● Challenge
Report how many lines below contain the word "有选错的得", and give only that number.

— START Input records —

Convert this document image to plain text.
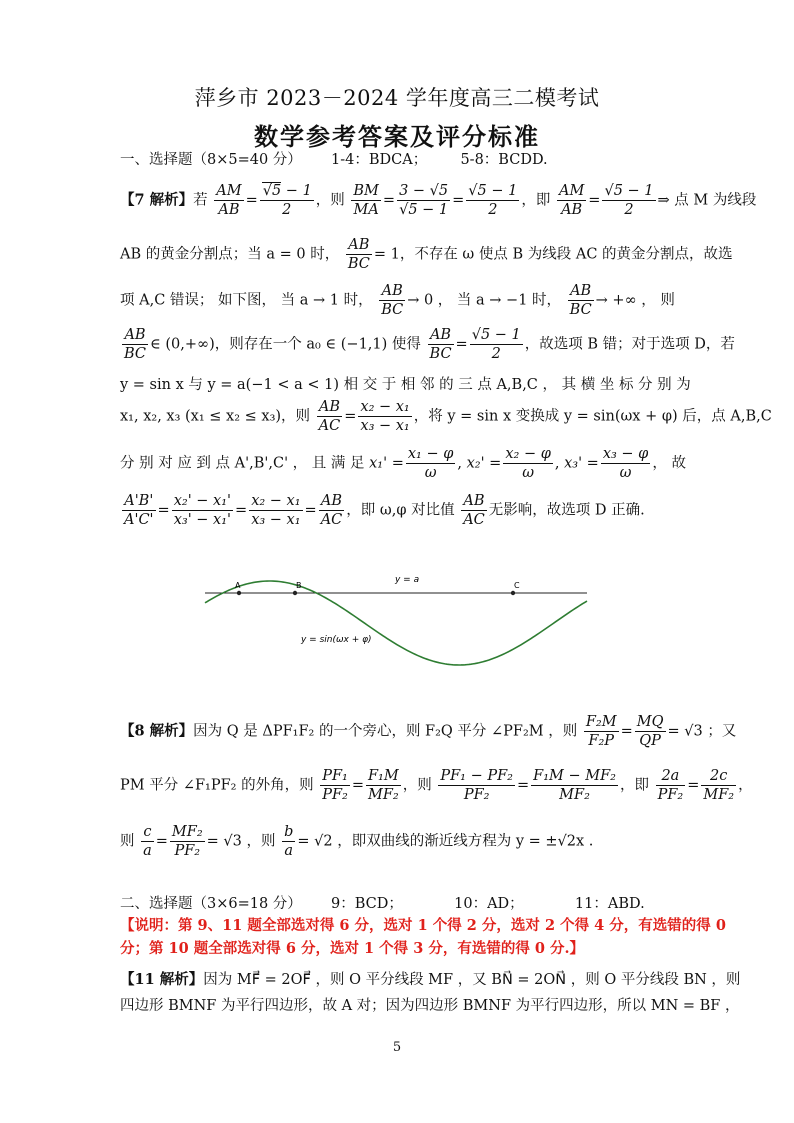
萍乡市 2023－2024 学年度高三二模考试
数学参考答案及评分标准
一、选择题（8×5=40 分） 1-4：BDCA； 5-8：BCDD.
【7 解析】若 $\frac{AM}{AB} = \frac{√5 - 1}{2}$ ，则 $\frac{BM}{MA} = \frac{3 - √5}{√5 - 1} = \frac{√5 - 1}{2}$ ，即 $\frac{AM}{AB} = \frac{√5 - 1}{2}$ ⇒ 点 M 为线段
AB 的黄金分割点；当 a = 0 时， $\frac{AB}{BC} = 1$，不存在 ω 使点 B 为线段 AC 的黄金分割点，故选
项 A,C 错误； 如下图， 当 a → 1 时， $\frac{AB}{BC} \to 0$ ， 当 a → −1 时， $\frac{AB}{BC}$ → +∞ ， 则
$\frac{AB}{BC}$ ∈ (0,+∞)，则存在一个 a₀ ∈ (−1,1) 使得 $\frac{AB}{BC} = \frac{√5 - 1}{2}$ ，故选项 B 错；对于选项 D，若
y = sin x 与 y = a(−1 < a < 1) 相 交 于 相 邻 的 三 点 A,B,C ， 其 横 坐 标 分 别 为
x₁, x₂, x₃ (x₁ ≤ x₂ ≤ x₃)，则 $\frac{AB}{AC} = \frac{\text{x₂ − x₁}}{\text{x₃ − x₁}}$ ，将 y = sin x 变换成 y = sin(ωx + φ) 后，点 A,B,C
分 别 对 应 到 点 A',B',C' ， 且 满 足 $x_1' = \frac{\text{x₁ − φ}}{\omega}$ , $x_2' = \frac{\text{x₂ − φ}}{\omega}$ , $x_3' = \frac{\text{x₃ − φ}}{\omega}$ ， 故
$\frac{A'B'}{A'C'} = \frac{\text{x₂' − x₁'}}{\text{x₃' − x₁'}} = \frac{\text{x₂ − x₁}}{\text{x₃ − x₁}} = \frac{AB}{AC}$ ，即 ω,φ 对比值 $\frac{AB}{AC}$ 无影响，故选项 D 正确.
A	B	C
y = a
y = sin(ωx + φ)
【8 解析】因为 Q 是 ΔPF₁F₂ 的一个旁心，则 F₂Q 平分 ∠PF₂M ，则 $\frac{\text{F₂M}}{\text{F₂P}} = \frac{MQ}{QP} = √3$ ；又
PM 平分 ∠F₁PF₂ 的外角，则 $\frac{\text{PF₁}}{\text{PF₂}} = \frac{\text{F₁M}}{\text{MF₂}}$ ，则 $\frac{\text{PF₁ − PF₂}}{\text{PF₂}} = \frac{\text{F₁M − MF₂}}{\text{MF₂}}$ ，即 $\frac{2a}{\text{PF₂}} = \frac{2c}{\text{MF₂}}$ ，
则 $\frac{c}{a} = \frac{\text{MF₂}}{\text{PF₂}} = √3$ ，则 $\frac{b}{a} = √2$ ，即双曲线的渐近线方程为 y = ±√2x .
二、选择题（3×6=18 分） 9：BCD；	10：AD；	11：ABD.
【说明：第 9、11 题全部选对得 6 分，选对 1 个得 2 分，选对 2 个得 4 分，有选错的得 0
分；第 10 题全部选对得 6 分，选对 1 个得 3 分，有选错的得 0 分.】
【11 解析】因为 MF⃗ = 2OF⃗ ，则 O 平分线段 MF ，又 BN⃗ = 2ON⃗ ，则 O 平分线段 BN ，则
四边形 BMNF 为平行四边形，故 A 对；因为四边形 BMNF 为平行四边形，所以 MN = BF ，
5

— END Input records —
— START Input records —

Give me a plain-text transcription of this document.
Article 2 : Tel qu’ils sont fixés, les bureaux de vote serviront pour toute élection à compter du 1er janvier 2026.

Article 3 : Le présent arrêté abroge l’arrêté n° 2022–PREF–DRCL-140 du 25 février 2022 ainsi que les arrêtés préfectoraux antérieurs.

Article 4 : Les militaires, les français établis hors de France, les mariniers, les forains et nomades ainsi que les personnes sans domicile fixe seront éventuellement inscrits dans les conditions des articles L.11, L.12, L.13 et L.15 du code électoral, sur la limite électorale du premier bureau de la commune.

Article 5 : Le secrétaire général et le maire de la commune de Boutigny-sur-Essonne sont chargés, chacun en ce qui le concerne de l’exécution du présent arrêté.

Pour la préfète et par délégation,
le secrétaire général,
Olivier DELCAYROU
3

— END Input records —

● Reply to the exercise
2